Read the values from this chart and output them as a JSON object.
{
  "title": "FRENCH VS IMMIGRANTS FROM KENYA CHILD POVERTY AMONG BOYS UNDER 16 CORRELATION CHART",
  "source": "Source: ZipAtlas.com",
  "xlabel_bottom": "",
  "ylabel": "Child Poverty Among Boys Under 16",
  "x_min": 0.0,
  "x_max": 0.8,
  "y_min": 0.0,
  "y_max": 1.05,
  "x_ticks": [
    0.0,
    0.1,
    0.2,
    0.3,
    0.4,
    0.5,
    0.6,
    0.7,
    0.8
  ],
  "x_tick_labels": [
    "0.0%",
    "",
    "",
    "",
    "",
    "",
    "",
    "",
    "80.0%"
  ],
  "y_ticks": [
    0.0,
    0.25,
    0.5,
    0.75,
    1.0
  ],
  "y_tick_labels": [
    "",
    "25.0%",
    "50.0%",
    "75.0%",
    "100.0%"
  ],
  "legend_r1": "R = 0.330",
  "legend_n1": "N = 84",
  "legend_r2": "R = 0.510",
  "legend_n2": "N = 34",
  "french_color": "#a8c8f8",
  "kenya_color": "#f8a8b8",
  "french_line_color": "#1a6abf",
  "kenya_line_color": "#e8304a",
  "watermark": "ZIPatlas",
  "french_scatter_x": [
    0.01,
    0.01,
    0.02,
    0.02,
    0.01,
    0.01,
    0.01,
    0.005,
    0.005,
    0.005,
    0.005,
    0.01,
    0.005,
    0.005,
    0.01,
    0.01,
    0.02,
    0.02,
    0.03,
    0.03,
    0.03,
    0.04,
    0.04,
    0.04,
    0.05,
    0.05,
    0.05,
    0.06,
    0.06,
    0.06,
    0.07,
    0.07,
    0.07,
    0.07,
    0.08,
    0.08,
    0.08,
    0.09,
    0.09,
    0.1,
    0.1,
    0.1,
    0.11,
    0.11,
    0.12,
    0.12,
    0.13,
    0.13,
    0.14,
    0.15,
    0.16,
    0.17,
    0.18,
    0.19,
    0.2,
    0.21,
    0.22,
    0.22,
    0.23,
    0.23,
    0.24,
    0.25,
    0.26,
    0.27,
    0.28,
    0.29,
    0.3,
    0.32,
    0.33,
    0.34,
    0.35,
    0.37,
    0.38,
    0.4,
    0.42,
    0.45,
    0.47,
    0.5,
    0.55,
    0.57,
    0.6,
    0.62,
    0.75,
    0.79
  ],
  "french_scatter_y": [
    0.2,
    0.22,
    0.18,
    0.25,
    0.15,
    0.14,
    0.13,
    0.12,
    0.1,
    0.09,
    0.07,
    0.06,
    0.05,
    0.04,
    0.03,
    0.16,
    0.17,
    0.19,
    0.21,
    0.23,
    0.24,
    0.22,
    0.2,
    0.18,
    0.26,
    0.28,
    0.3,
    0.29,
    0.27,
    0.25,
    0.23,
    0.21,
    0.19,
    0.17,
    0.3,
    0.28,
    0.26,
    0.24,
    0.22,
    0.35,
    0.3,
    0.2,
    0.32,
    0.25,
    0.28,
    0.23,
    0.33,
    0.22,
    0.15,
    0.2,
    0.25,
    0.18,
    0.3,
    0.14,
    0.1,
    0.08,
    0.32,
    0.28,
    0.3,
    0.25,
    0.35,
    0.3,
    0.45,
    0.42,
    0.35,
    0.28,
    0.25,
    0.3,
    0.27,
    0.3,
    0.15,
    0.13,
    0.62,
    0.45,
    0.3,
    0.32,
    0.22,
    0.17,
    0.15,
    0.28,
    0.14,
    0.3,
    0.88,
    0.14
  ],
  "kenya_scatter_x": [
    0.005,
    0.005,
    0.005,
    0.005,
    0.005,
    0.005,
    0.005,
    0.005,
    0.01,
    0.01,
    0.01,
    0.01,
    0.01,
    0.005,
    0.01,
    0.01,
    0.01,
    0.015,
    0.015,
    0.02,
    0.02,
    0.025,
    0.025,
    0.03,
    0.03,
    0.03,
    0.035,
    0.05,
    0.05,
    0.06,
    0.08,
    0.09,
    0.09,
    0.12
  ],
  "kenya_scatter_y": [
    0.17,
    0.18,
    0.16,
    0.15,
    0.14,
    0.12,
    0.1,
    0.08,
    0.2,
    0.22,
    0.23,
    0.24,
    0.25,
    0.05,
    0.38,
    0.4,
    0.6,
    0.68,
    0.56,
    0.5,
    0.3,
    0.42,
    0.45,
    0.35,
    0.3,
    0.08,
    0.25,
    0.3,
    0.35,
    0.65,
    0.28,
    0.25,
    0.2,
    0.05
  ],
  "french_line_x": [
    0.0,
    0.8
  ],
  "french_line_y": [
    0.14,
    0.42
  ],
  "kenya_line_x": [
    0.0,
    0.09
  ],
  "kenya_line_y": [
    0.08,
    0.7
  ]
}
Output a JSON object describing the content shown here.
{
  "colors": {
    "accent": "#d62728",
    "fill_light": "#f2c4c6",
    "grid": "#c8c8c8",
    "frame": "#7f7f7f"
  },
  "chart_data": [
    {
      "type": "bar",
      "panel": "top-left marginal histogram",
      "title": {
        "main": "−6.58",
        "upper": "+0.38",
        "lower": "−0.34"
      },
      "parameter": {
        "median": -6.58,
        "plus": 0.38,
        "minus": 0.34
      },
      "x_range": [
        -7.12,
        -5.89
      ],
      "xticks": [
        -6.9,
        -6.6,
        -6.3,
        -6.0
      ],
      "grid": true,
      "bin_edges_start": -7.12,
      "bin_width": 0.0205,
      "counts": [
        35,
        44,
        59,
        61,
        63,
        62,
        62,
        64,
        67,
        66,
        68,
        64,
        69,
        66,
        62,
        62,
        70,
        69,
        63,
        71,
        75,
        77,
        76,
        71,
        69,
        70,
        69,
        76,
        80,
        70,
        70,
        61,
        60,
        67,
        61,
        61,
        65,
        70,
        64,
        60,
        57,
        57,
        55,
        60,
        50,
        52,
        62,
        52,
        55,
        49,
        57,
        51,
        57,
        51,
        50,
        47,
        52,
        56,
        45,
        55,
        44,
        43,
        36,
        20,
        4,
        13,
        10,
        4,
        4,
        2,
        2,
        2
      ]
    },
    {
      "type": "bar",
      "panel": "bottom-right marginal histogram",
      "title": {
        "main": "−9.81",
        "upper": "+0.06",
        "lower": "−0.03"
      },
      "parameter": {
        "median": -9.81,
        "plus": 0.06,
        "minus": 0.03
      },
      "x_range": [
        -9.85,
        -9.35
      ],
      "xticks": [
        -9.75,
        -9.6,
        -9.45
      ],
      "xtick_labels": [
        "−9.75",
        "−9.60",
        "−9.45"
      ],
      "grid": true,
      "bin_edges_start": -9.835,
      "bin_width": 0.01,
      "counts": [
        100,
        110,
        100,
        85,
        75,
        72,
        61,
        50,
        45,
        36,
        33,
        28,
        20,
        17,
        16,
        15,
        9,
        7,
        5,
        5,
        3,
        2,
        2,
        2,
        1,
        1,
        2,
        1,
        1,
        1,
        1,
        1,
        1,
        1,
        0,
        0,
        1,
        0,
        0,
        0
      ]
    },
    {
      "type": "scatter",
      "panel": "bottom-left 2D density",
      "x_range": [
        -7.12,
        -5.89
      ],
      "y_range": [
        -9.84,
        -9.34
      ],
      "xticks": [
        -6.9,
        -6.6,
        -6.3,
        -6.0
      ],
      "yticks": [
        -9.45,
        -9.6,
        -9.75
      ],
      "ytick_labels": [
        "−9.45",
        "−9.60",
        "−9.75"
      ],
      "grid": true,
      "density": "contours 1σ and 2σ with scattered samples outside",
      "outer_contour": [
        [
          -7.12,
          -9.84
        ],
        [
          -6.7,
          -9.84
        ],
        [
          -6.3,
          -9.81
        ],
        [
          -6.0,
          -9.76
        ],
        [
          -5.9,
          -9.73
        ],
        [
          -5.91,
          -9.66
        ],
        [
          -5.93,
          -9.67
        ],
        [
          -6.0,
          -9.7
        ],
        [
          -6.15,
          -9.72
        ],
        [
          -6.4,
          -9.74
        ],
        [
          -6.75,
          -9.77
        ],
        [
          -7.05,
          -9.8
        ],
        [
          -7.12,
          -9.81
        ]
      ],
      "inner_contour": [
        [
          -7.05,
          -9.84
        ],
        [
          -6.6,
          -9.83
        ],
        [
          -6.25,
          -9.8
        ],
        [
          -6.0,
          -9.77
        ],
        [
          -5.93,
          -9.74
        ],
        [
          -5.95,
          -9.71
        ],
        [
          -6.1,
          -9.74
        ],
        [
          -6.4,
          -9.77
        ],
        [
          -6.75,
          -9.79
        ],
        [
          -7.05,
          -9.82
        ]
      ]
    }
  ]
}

§ §

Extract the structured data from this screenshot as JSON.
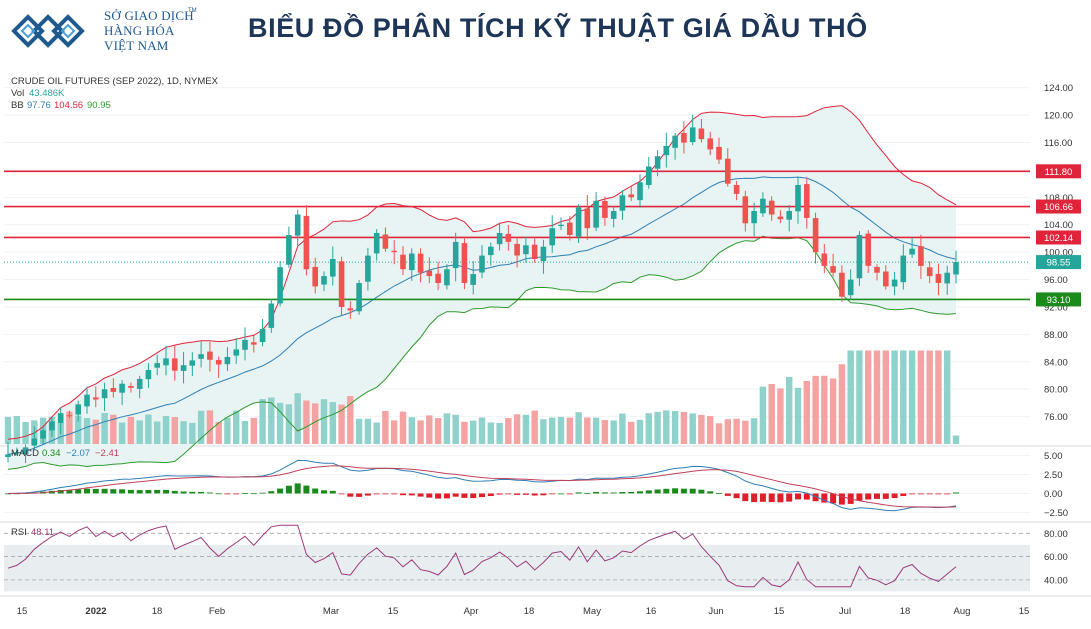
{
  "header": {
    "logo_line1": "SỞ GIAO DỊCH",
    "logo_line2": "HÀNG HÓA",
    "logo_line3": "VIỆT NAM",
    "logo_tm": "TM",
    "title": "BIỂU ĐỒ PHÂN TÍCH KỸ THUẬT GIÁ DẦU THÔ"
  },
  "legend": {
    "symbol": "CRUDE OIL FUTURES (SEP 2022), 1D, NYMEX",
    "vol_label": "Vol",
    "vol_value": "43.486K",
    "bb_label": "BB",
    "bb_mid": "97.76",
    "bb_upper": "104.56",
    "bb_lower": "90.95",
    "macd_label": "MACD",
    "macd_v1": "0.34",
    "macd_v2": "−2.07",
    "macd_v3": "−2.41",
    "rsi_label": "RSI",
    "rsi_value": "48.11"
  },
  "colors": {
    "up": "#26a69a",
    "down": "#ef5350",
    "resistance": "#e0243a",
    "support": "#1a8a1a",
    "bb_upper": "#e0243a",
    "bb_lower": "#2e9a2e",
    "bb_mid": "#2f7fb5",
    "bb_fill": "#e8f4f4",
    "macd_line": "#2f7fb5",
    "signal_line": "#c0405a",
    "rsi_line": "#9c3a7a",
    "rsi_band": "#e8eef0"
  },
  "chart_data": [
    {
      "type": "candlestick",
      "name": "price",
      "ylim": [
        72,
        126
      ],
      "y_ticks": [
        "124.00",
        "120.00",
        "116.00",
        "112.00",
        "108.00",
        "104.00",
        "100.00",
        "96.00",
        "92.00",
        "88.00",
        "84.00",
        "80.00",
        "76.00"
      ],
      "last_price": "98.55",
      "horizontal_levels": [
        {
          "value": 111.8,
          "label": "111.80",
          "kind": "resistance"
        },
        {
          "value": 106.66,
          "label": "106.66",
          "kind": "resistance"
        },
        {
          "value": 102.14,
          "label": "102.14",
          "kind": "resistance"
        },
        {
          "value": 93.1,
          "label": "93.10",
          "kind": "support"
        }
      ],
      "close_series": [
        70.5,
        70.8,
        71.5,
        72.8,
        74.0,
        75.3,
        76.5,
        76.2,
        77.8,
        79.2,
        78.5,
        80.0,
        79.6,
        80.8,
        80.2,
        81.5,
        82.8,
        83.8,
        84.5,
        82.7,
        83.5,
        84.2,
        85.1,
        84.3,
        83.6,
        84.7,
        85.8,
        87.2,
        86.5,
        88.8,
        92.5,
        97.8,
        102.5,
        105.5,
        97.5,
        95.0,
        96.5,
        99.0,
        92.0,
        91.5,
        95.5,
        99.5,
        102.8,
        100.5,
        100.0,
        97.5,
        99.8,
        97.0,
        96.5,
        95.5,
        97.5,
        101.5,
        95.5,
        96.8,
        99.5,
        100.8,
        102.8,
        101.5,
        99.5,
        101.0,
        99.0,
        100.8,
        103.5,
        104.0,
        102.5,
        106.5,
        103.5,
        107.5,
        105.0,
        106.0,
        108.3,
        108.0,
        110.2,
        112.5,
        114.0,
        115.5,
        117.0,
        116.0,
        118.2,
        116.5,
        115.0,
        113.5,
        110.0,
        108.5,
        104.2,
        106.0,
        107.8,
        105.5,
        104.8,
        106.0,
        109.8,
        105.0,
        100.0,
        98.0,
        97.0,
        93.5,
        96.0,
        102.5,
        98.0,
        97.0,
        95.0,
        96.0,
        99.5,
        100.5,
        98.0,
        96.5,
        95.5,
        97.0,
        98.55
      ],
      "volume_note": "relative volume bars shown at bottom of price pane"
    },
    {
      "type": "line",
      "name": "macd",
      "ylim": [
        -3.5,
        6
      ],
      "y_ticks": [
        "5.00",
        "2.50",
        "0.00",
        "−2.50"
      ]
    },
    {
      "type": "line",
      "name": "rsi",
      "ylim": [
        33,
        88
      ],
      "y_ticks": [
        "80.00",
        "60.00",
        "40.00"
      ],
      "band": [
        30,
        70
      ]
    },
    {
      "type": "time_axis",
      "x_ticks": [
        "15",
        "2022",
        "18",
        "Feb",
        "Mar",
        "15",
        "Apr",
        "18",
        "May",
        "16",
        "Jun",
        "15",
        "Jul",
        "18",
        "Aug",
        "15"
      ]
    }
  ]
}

§ §

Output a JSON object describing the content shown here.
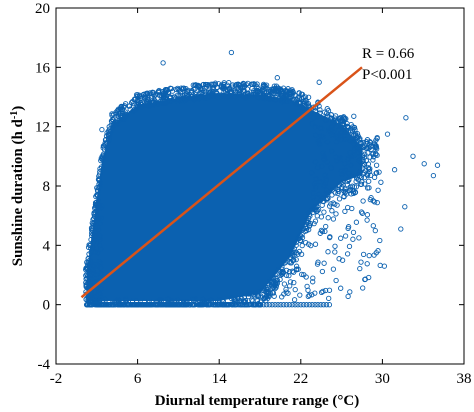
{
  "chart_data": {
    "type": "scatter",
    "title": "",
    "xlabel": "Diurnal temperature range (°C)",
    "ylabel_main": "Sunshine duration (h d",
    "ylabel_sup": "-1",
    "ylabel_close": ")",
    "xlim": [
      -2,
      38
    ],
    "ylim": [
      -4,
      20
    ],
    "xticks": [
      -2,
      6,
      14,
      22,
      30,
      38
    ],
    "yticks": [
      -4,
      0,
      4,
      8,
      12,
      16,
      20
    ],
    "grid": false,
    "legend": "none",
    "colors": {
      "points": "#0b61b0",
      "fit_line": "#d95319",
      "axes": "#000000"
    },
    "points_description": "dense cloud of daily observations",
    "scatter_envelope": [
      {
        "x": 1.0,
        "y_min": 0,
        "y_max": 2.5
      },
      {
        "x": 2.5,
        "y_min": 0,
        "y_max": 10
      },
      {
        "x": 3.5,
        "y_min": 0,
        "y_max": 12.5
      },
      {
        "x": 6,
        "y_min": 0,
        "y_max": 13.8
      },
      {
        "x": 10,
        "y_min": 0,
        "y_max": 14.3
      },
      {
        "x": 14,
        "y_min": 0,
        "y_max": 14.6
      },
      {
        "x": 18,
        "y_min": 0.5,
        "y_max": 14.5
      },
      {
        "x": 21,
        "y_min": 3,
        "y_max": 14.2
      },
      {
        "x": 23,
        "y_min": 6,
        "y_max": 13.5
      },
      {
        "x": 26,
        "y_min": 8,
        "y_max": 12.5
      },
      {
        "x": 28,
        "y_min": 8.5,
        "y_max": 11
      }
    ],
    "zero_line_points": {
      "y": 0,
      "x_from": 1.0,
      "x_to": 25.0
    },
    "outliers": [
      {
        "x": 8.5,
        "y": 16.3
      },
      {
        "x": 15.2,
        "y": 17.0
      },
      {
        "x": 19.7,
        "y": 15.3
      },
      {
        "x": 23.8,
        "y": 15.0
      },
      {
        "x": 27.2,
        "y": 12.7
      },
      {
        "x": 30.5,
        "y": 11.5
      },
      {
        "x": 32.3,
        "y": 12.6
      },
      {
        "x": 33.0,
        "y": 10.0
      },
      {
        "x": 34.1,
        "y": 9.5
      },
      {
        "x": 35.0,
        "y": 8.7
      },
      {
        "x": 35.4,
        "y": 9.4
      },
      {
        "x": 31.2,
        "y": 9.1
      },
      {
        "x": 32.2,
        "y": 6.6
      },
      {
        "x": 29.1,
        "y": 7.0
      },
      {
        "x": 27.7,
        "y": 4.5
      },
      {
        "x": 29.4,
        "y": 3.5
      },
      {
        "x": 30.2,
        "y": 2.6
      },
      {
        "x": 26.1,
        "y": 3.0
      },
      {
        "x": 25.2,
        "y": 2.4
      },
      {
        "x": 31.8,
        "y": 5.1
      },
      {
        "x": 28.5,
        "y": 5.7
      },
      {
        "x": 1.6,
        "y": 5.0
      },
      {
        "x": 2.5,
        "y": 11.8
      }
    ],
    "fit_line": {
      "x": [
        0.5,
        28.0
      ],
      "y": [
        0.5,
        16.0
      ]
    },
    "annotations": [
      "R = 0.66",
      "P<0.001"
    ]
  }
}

§ §

Aim - Which lines contain the word "density"? Copy each of them.

Correct answer -
      "panel": "bottom-left 2D density",
      "density": "contours 1σ and 2σ with scattered samples outside",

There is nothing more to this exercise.